**Task instructions**
Please copy every line of the entries below exactly as they appear, but leave out the pictures.

(Stored dataset items)
· · · ·
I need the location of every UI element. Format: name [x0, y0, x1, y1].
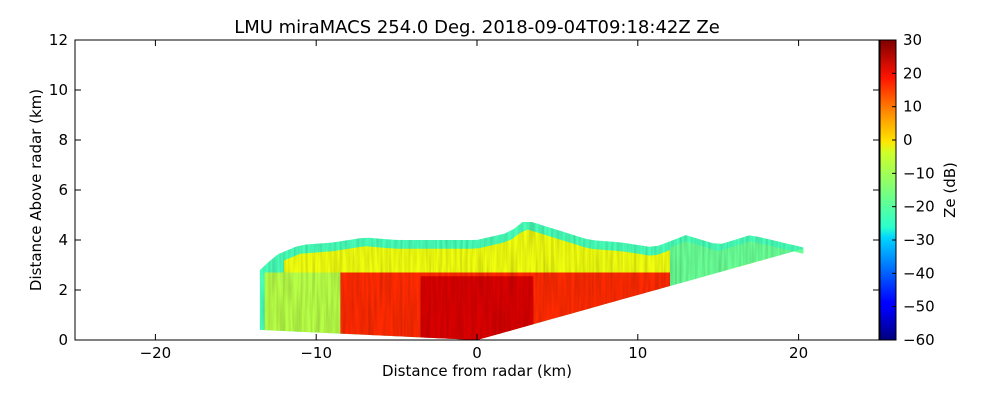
- colorbar-tick-label: 30: [903, 31, 922, 49]
- y-tick-label: 10: [49, 81, 68, 99]
- y-axis-ticks: 0 2 4 6 8 10 12: [49, 31, 879, 349]
- echo-texture: [259, 222, 804, 340]
- colorbar-tick-label: −40: [903, 264, 935, 282]
- y-tick-label: 12: [49, 31, 68, 49]
- colorbar-tick-label: 0: [903, 131, 913, 149]
- x-tick-label: 0: [472, 344, 482, 362]
- x-tick-label: −20: [140, 344, 172, 362]
- x-axis-label: Distance from radar (km): [382, 362, 572, 380]
- y-tick-label: 8: [58, 131, 68, 149]
- x-tick-label: −10: [300, 344, 332, 362]
- colorbar-tick-label: 20: [903, 64, 922, 82]
- colorbar-tick-label: −50: [903, 298, 935, 316]
- colorbar: 30 20 10 0 −10 −20 −30 −40 −50 −60 Ze (dB): [879, 31, 959, 349]
- y-tick-label: 6: [58, 181, 68, 199]
- chart-title: LMU miraMACS 254.0 Deg. 2018-09-04T09:18…: [234, 17, 720, 38]
- y-tick-label: 2: [58, 281, 68, 299]
- colorbar-gradient: [879, 39, 897, 341]
- colorbar-ticks: 30 20 10 0 −10 −20 −30 −40 −50 −60: [892, 31, 935, 349]
- plot-area: −20 −10 0 10 20 0 2 4 6 8 10 12: [49, 31, 880, 362]
- y-tick-label: 4: [58, 231, 68, 249]
- colorbar-tick-label: −10: [903, 164, 935, 182]
- radar-echo: [259, 222, 804, 340]
- colorbar-tick-label: 10: [903, 98, 922, 116]
- y-axis-label: Distance Above radar (km): [27, 89, 45, 291]
- colorbar-label: Ze (dB): [941, 162, 959, 218]
- colorbar-tick-label: −60: [903, 331, 935, 349]
- colorbar-tick-label: −30: [903, 231, 935, 249]
- colorbar-tick-label: −20: [903, 198, 935, 216]
- x-tick-label: 20: [789, 344, 808, 362]
- y-tick-label: 0: [58, 331, 68, 349]
- x-tick-label: 10: [628, 344, 647, 362]
- x-axis-ticks: −20 −10 0 10 20: [140, 40, 808, 362]
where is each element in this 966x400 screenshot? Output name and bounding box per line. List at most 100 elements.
· · · ·
**Solution to the exercise**
I need the location of every UI element. Format: name [x0, y0, x1, y1].
- colorbar-tick-label: 30: [903, 31, 922, 49]
- y-tick-label: 10: [49, 81, 68, 99]
- y-axis-ticks: 0 2 4 6 8 10 12: [49, 31, 879, 349]
- echo-texture: [259, 222, 804, 340]
- colorbar-tick-label: −40: [903, 264, 935, 282]
- y-tick-label: 12: [49, 31, 68, 49]
- colorbar-tick-label: 0: [903, 131, 913, 149]
- x-tick-label: 0: [472, 344, 482, 362]
- x-tick-label: −20: [140, 344, 172, 362]
- x-axis-label: Distance from radar (km): [382, 362, 572, 380]
- y-tick-label: 8: [58, 131, 68, 149]
- x-tick-label: −10: [300, 344, 332, 362]
- colorbar-tick-label: 20: [903, 64, 922, 82]
- colorbar-tick-label: −50: [903, 298, 935, 316]
- colorbar: 30 20 10 0 −10 −20 −30 −40 −50 −60 Ze (dB): [879, 31, 959, 349]
- y-tick-label: 6: [58, 181, 68, 199]
- chart-title: LMU miraMACS 254.0 Deg. 2018-09-04T09:18…: [234, 17, 720, 38]
- y-tick-label: 2: [58, 281, 68, 299]
- colorbar-gradient: [879, 39, 897, 341]
- colorbar-ticks: 30 20 10 0 −10 −20 −30 −40 −50 −60: [892, 31, 935, 349]
- plot-area: −20 −10 0 10 20 0 2 4 6 8 10 12: [49, 31, 880, 362]
- y-tick-label: 4: [58, 231, 68, 249]
- colorbar-tick-label: −10: [903, 164, 935, 182]
- radar-echo: [259, 222, 804, 340]
- colorbar-tick-label: 10: [903, 98, 922, 116]
- y-axis-label: Distance Above radar (km): [27, 89, 45, 291]
- colorbar-label: Ze (dB): [941, 162, 959, 218]
- colorbar-tick-label: −60: [903, 331, 935, 349]
- colorbar-tick-label: −30: [903, 231, 935, 249]
- colorbar-tick-label: −20: [903, 198, 935, 216]
- x-tick-label: 20: [789, 344, 808, 362]
- y-tick-label: 0: [58, 331, 68, 349]
- x-tick-label: 10: [628, 344, 647, 362]
- x-axis-ticks: −20 −10 0 10 20: [140, 40, 808, 362]
where is each element in this 966x400 screenshot? Output name and bounding box per line. List at most 100 elements.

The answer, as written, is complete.